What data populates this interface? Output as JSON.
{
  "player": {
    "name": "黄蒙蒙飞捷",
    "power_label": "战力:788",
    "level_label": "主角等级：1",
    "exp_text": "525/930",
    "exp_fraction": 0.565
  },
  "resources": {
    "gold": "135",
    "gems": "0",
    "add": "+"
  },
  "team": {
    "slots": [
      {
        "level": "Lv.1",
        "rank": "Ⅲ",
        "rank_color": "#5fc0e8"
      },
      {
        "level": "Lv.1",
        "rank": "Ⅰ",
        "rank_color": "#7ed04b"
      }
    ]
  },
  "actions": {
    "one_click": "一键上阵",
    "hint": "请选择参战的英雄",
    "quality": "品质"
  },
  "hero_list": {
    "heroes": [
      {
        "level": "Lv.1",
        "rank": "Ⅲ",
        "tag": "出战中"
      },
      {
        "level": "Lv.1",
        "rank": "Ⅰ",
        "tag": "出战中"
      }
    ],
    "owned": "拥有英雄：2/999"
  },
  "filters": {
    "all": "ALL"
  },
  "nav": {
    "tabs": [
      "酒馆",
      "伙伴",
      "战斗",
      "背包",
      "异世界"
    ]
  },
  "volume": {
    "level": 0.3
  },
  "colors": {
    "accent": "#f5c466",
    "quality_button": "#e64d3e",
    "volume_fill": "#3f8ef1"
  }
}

--

▸ Exercise description
Retype the material in full. Each word must match.

▸ The solution
What data populates this interface? Output as JSON.
{
  "player": {
    "name": "黄蒙蒙飞捷",
    "power_label": "战力:788",
    "level_label": "主角等级：1",
    "exp_text": "525/930",
    "exp_fraction": 0.565
  },
  "resources": {
    "gold": "135",
    "gems": "0",
    "add": "+"
  },
  "team": {
    "slots": [
      {
        "level": "Lv.1",
        "rank": "Ⅲ",
        "rank_color": "#5fc0e8"
      },
      {
        "level": "Lv.1",
        "rank": "Ⅰ",
        "rank_color": "#7ed04b"
      }
    ]
  },
  "actions": {
    "one_click": "一键上阵",
    "hint": "请选择参战的英雄",
    "quality": "品质"
  },
  "hero_list": {
    "heroes": [
      {
        "level": "Lv.1",
        "rank": "Ⅲ",
        "tag": "出战中"
      },
      {
        "level": "Lv.1",
        "rank": "Ⅰ",
        "tag": "出战中"
      }
    ],
    "owned": "拥有英雄：2/999"
  },
  "filters": {
    "all": "ALL"
  },
  "nav": {
    "tabs": [
      "酒馆",
      "伙伴",
      "战斗",
      "背包",
      "异世界"
    ]
  },
  "volume": {
    "level": 0.3
  },
  "colors": {
    "accent": "#f5c466",
    "quality_button": "#e64d3e",
    "volume_fill": "#3f8ef1"
  }
}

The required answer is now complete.